= Input =
* * *

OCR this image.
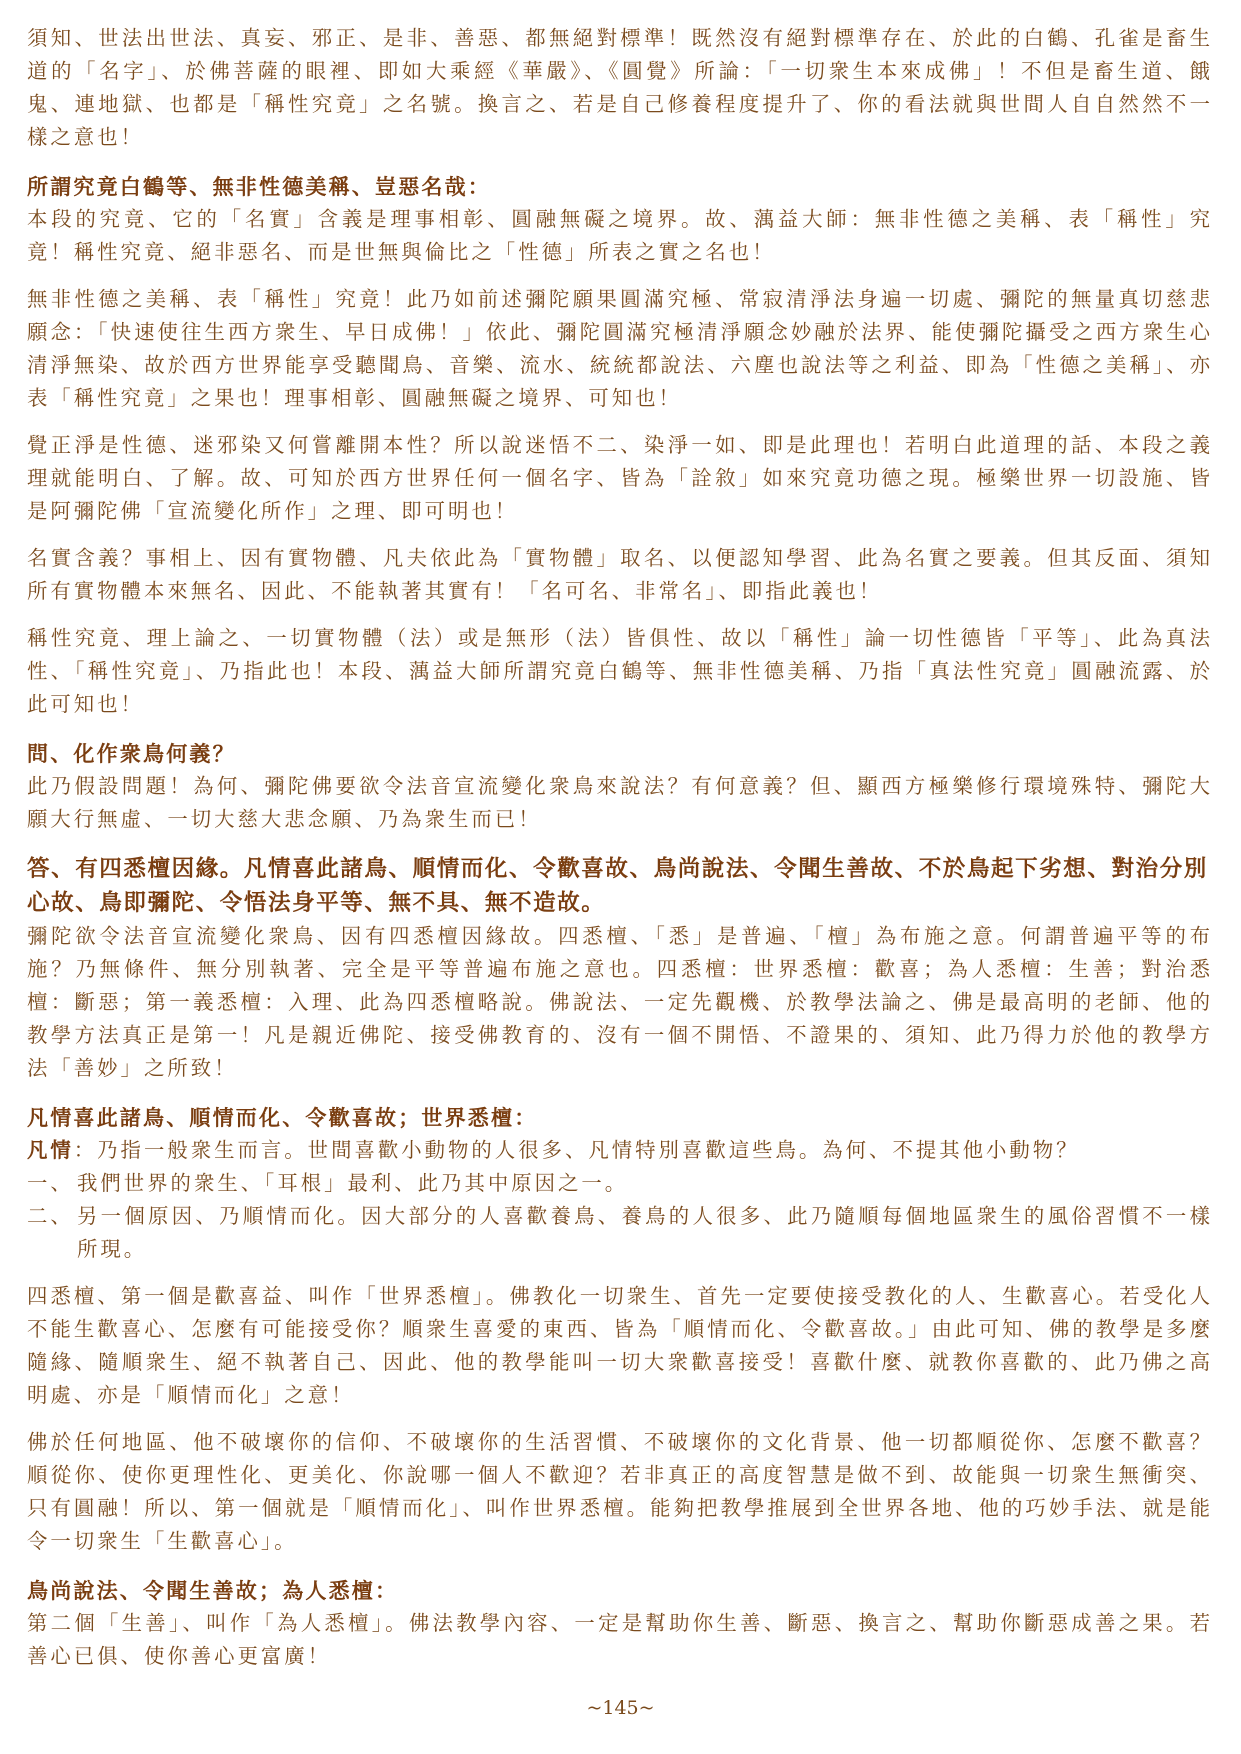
須知、世法出世法、真妄、邪正、是非、善惡、都無絕對標準！既然沒有絕對標準存在、於此的白鶴、孔雀是畜生道的「名字」、於佛菩薩的眼裡、即如大乘經《華嚴》、《圓覺》所論：「一切衆生本來成佛」！不但是畜生道、餓鬼、連地獄、也都是「稱性究竟」之名號。換言之、若是自己修養程度提升了、你的看法就與世間人自自然然不一樣之意也！

所謂究竟白鶴等、無非性德美稱、豈惡名哉：

本段的究竟、它的「名實」含義是理事相彰、圓融無礙之境界。故、蕅益大師：無非性德之美稱、表「稱性」究竟！稱性究竟、絕非惡名、而是世無與倫比之「性德」所表之實之名也！

無非性德之美稱、表「稱性」究竟！此乃如前述彌陀願果圓滿究極、常寂清淨法身遍一切處、彌陀的無量真切慈悲願念：「快速使往生西方衆生、早日成佛！」依此、彌陀圓滿究極清淨願念妙融於法界、能使彌陀攝受之西方衆生心清淨無染、故於西方世界能享受聽聞鳥、音樂、流水、統統都說法、六塵也說法等之利益、即為「性德之美稱」、亦表「稱性究竟」之果也！理事相彰、圓融無礙之境界、可知也！

覺正淨是性德、迷邪染又何嘗離開本性？所以說迷悟不二、染淨一如、即是此理也！若明白此道理的話、本段之義理就能明白、了解。故、可知於西方世界任何一個名字、皆為「詮敘」如來究竟功德之現。極樂世界一切設施、皆是阿彌陀佛「宣流變化所作」之理、即可明也！

名實含義？事相上、因有實物體、凡夫依此為「實物體」取名、以便認知學習、此為名實之要義。但其反面、須知所有實物體本來無名、因此、不能執著其實有！「名可名、非常名」、即指此義也！

稱性究竟、理上論之、一切實物體（法）或是無形（法）皆俱性、故以「稱性」論一切性德皆「平等」、此為真法性、「稱性究竟」、乃指此也！本段、蕅益大師所謂究竟白鶴等、無非性德美稱、乃指「真法性究竟」圓融流露、於此可知也！

問、化作衆鳥何義？

此乃假設問題！為何、彌陀佛要欲令法音宣流變化衆鳥來說法？有何意義？但、顯西方極樂修行環境殊特、彌陀大願大行無虛、一切大慈大悲念願、乃為衆生而已！

答、有四悉檀因緣。凡情喜此諸鳥、順情而化、令歡喜故、鳥尚說法、令聞生善故、不於鳥起下劣想、對治分別心故、鳥即彌陀、令悟法身平等、無不具、無不造故。

彌陀欲令法音宣流變化衆鳥、因有四悉檀因緣故。四悉檀、「悉」是普遍、「檀」為布施之意。何謂普遍平等的布施？乃無條件、無分別執著、完全是平等普遍布施之意也。四悉檀：世界悉檀：歡喜；為人悉檀：生善；對治悉檀：斷惡；第一義悉檀：入理、此為四悉檀略說。佛說法、一定先觀機、於教學法論之、佛是最高明的老師、他的教學方法真正是第一！凡是親近佛陀、接受佛教育的、沒有一個不開悟、不證果的、須知、此乃得力於他的教學方法「善妙」之所致！

凡情喜此諸鳥、順情而化、令歡喜故；世界悉檀：

凡情：乃指一般衆生而言。世間喜歡小動物的人很多、凡情特別喜歡這些鳥。為何、不提其他小動物？

一、 我們世界的衆生、「耳根」最利、此乃其中原因之一。

二、 另一個原因、乃順情而化。因大部分的人喜歡養鳥、養鳥的人很多、此乃隨順每個地區衆生的風俗習慣不一樣所現。

四悉檀、第一個是歡喜益、叫作「世界悉檀」。佛教化一切衆生、首先一定要使接受教化的人、生歡喜心。若受化人不能生歡喜心、怎麼有可能接受你？順衆生喜愛的東西、皆為「順情而化、令歡喜故。」由此可知、佛的教學是多麼隨緣、隨順衆生、絕不執著自己、因此、他的教學能叫一切大衆歡喜接受！喜歡什麼、就教你喜歡的、此乃佛之高明處、亦是「順情而化」之意！

佛於任何地區、他不破壞你的信仰、不破壞你的生活習慣、不破壞你的文化背景、他一切都順從你、怎麼不歡喜？順從你、使你更理性化、更美化、你說哪一個人不歡迎？若非真正的高度智慧是做不到、故能與一切衆生無衝突、只有圓融！所以、第一個就是「順情而化」、叫作世界悉檀。能夠把教學推展到全世界各地、他的巧妙手法、就是能令一切衆生「生歡喜心」。

鳥尚說法、令聞生善故；為人悉檀：

第二個「生善」、叫作「為人悉檀」。佛法教學內容、一定是幫助你生善、斷惡、換言之、幫助你斷惡成善之果。若善心已俱、使你善心更富廣！

~145~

* * *

= Task goal =
List every line above that holds the word "凡情喜此諸鳥".

= Full solution =
答、有四悉檀因緣。凡情喜此諸鳥、順情而化、令歡喜故、鳥尚說法、令聞生善故、不於鳥起下劣想、對治分別心故、鳥即彌陀、令悟法身平等、無不具、無不造故。
凡情喜此諸鳥、順情而化、令歡喜故；世界悉檀：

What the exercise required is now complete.